Records supplied
= = = = = = =
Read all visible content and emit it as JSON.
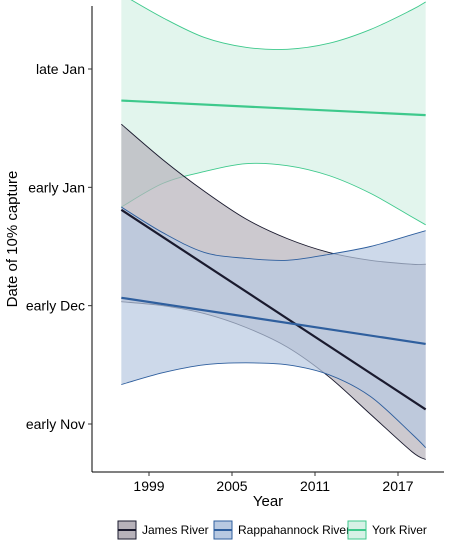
{
  "chart_data": {
    "type": "line",
    "title": "",
    "xlabel": "Year",
    "ylabel": "Date of 10% capture",
    "xlim": [
      1995,
      2020
    ],
    "ylim": [
      -12,
      75
    ],
    "x_ticks": [
      1999,
      2005,
      2011,
      2017
    ],
    "y_ticks": [
      {
        "value": 0,
        "label": "early Nov"
      },
      {
        "value": 30,
        "label": "early Dec"
      },
      {
        "value": 60,
        "label": "early Jan"
      },
      {
        "value": 90,
        "label": "late Jan"
      }
    ],
    "grid": false,
    "legend_position": "bottom",
    "series": [
      {
        "name": "James River",
        "color": "#1a1a2e",
        "fill": "#b7b2ba",
        "x": [
          1997,
          2000,
          2003,
          2006,
          2009,
          2012,
          2015,
          2018,
          2019
        ],
        "fit": [
          54.3,
          47.4,
          40.5,
          33.6,
          26.7,
          19.8,
          12.9,
          6.0,
          3.7
        ],
        "lower": [
          31.0,
          30.0,
          28.0,
          24.5,
          19.5,
          12.0,
          2.5,
          -7.0,
          -9.0
        ],
        "upper": [
          76.0,
          67.0,
          59.0,
          52.0,
          47.0,
          43.5,
          41.5,
          40.5,
          40.5
        ]
      },
      {
        "name": "Rappahannock River",
        "color": "#2f5f9e",
        "fill": "#b8c9e1",
        "x": [
          1997,
          2000,
          2003,
          2006,
          2009,
          2012,
          2015,
          2018,
          2019
        ],
        "fit": [
          32.0,
          30.4,
          28.8,
          27.2,
          25.6,
          24.0,
          22.4,
          20.8,
          20.3
        ],
        "lower": [
          10.0,
          13.0,
          15.0,
          15.5,
          15.0,
          12.5,
          7.0,
          -2.5,
          -6.0
        ],
        "upper": [
          55.0,
          48.5,
          43.5,
          42.0,
          41.5,
          43.0,
          45.0,
          48.0,
          49.0
        ]
      },
      {
        "name": "York River",
        "color": "#3ec98c",
        "fill": "#d6f1e6",
        "x": [
          1997,
          2000,
          2003,
          2006,
          2009,
          2012,
          2015,
          2018,
          2019
        ],
        "fit": [
          82.0,
          81.5,
          81.0,
          80.5,
          80.0,
          79.5,
          79.0,
          78.5,
          78.3
        ],
        "lower": [
          55.0,
          61.0,
          64.0,
          66.0,
          65.5,
          63.0,
          58.5,
          52.5,
          50.5
        ],
        "upper": [
          109.0,
          103.0,
          98.0,
          95.5,
          95.0,
          96.5,
          100.0,
          105.0,
          107.0
        ]
      }
    ]
  }
}
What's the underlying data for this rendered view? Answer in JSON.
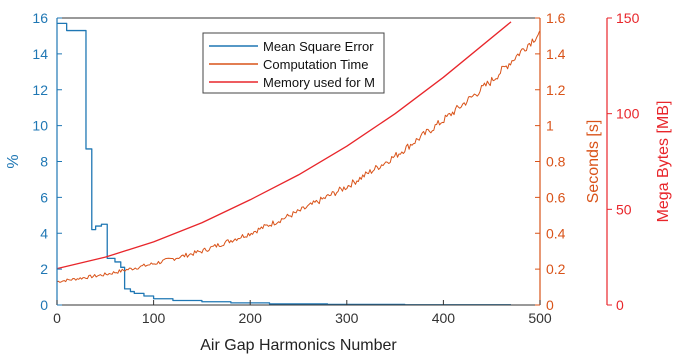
{
  "chart_data": {
    "type": "line",
    "title": "",
    "xlabel": "Air Gap Harmonics Number",
    "xlim": [
      0,
      500
    ],
    "x_ticks": [
      "0",
      "100",
      "200",
      "300",
      "400",
      "500"
    ],
    "legend_position": "top-center",
    "grid": false,
    "y_axes": [
      {
        "id": "left",
        "label": "%",
        "lim": [
          0,
          16
        ],
        "ticks": [
          "0",
          "2",
          "4",
          "6",
          "8",
          "10",
          "12",
          "14",
          "16"
        ],
        "color": "#1f77b4"
      },
      {
        "id": "right1",
        "label": "Seconds [s]",
        "lim": [
          0,
          1.6
        ],
        "ticks": [
          "0",
          "0.2",
          "0.4",
          "0.6",
          "0.8",
          "1",
          "1.2",
          "1.4",
          "1.6"
        ],
        "color": "#d95319"
      },
      {
        "id": "right2",
        "label": "Mega Bytes [MB]",
        "lim": [
          0,
          150
        ],
        "ticks": [
          "0",
          "50",
          "100",
          "150"
        ],
        "color": "#e8262b"
      }
    ],
    "series": [
      {
        "name": "Mean Square Error",
        "axis": "left",
        "color": "#1f77b4",
        "step": true,
        "x": [
          0,
          10,
          10,
          30,
          30,
          36,
          36,
          40,
          40,
          46,
          46,
          52,
          52,
          60,
          60,
          66,
          66,
          70,
          70,
          76,
          76,
          80,
          80,
          90,
          90,
          100,
          100,
          120,
          120,
          150,
          150,
          180,
          180,
          220,
          220,
          280,
          280,
          360,
          360,
          470
        ],
        "y": [
          15.7,
          15.7,
          15.3,
          15.3,
          8.7,
          8.7,
          4.2,
          4.2,
          4.4,
          4.4,
          4.5,
          4.5,
          2.6,
          2.6,
          2.4,
          2.4,
          2.1,
          2.1,
          0.9,
          0.9,
          0.75,
          0.75,
          0.65,
          0.65,
          0.5,
          0.5,
          0.35,
          0.35,
          0.25,
          0.25,
          0.18,
          0.18,
          0.12,
          0.12,
          0.06,
          0.06,
          0.03,
          0.03,
          0.01,
          0.01
        ]
      },
      {
        "name": "Computation Time",
        "axis": "right1",
        "color": "#d95319",
        "noisy": true,
        "x": [
          0,
          50,
          100,
          150,
          200,
          250,
          300,
          350,
          400,
          450,
          500
        ],
        "y": [
          0.13,
          0.17,
          0.23,
          0.3,
          0.4,
          0.52,
          0.66,
          0.83,
          1.03,
          1.25,
          1.52
        ]
      },
      {
        "name": "Memory used for M",
        "axis": "right2",
        "color": "#e8262b",
        "x": [
          0,
          50,
          100,
          150,
          200,
          250,
          300,
          350,
          400,
          470
        ],
        "y": [
          19,
          25,
          33,
          43,
          55,
          68,
          83,
          100,
          119,
          148
        ]
      }
    ]
  }
}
= = = = = = =
Written instruction
Scan the listing above for the word "River" and copy every line that holds it.

Task response
        "name": "James River",
        "name": "Rappahannock River",
        "name": "York River",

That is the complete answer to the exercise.